[Labeled box records]
○ ○ ○
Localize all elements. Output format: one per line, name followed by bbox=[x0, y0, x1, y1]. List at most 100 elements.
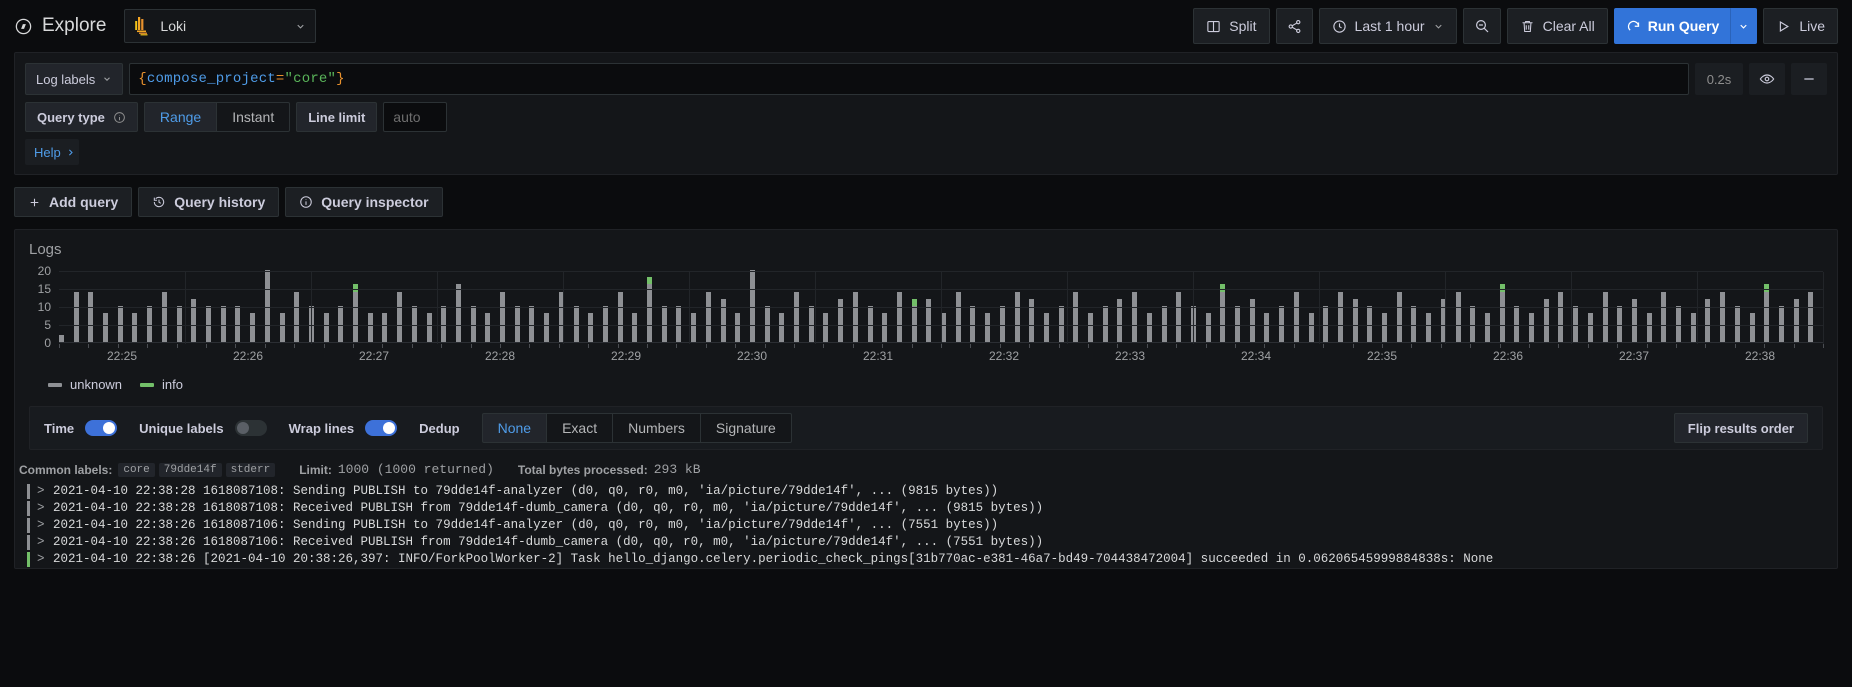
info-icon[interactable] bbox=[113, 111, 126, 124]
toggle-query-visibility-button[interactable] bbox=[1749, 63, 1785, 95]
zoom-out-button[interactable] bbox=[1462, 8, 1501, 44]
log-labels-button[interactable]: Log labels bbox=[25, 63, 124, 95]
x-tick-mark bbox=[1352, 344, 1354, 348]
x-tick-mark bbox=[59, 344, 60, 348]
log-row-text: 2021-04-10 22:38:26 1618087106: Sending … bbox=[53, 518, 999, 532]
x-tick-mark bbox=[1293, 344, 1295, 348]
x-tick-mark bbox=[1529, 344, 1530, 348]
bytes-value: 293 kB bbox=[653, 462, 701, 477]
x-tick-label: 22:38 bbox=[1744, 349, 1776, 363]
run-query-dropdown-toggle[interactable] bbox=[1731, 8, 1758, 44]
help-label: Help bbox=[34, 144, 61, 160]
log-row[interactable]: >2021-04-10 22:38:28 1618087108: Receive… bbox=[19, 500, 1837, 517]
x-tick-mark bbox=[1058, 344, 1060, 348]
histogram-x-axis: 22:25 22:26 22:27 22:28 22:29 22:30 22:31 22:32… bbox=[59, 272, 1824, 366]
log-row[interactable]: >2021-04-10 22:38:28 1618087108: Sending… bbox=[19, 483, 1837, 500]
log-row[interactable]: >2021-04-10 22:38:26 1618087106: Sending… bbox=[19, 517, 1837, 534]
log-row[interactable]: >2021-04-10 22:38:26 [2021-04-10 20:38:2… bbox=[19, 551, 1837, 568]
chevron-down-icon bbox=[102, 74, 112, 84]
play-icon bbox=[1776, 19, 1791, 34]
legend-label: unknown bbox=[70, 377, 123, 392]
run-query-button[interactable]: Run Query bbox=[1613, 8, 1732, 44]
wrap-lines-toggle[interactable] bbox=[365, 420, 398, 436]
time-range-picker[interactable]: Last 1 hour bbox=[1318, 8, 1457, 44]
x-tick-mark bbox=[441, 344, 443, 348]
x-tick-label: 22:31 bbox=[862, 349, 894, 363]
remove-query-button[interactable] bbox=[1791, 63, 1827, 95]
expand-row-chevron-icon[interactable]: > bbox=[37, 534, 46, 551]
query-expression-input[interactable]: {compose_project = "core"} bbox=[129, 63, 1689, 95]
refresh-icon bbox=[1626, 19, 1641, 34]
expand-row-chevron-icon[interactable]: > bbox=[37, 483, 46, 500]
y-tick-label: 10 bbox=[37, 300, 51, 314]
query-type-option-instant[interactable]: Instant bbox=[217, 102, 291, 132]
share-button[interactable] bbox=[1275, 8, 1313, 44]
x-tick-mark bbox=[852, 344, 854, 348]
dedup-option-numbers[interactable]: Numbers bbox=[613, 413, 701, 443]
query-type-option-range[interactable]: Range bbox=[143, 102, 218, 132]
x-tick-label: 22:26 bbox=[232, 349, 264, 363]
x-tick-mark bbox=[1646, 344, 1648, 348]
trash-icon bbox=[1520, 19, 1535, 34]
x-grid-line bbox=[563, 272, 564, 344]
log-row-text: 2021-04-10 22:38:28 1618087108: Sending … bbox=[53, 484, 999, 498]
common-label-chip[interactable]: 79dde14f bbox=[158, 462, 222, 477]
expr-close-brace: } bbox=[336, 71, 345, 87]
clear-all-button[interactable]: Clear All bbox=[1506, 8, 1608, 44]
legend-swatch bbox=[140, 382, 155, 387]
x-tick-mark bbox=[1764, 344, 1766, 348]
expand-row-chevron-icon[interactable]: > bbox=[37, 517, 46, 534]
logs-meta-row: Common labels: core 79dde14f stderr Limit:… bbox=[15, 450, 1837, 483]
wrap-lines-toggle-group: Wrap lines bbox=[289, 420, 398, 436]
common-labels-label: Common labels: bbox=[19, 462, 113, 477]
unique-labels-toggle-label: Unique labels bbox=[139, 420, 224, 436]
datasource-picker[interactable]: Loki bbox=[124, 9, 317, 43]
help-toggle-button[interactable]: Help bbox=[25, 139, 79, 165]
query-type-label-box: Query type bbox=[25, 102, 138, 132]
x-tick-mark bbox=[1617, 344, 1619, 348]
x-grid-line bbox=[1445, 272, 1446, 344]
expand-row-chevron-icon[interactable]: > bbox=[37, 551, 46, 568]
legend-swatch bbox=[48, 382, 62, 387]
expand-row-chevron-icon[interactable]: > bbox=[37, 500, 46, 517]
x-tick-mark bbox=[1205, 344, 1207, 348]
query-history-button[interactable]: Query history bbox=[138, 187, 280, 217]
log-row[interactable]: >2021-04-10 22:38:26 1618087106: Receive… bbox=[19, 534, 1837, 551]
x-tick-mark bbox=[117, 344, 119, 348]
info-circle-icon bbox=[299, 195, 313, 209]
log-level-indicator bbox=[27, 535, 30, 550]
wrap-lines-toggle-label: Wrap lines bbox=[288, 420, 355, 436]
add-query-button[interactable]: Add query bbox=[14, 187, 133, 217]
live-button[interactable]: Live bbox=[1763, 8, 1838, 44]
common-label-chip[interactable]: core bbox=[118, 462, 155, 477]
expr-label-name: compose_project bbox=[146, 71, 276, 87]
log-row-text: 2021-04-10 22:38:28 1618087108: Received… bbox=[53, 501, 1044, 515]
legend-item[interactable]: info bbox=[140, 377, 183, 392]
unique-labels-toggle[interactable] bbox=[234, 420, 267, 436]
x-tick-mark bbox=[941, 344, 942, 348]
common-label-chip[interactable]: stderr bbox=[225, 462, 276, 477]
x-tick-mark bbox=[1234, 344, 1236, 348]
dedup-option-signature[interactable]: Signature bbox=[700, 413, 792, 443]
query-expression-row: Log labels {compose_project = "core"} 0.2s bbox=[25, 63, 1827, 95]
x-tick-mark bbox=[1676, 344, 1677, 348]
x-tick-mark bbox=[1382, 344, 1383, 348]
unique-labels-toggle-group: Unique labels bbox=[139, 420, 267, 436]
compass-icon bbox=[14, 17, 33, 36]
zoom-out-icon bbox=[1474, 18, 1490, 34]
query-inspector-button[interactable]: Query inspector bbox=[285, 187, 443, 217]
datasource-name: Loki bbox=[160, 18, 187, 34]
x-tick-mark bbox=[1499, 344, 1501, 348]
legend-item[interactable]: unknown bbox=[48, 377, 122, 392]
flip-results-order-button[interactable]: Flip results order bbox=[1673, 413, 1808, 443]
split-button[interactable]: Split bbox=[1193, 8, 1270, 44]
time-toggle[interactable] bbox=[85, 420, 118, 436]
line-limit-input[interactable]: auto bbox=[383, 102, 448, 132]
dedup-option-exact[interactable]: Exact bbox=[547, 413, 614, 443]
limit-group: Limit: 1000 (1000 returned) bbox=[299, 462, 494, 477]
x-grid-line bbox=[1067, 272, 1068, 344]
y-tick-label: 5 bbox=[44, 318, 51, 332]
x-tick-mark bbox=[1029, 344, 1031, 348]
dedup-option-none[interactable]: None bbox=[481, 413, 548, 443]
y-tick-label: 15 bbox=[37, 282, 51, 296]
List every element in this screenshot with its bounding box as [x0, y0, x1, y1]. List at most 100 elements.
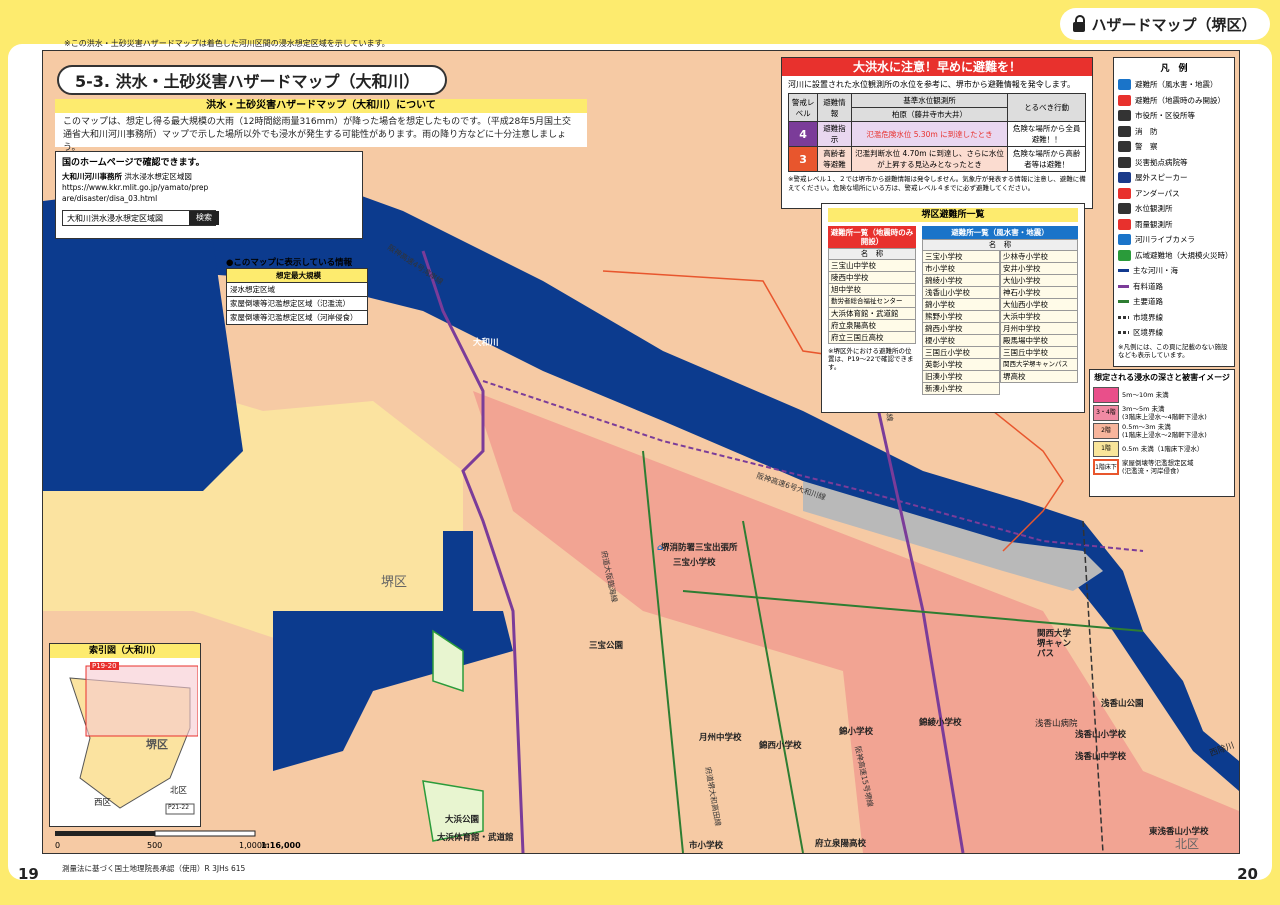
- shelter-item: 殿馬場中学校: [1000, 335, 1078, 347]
○ ○ ○
Reproduce the stretch of lines from the one containing "info-icon[interactable] bbox=[113, 111, 126, 124]" through the one containing "x-tick-mark bbox=[59, 344, 60, 348]", changing "x-tick-mark" to "x-axis-tick" and leaving everything else untouched.

**Written answer:**
info-icon[interactable] bbox=[113, 111, 126, 124]
toggle-query-visibility-button[interactable] bbox=[1749, 63, 1785, 95]
zoom-out-button[interactable] bbox=[1462, 8, 1501, 44]
log-labels-button[interactable]: Log labels bbox=[25, 63, 124, 95]
x-axis-tick bbox=[1352, 344, 1354, 348]
x-axis-tick bbox=[59, 344, 60, 348]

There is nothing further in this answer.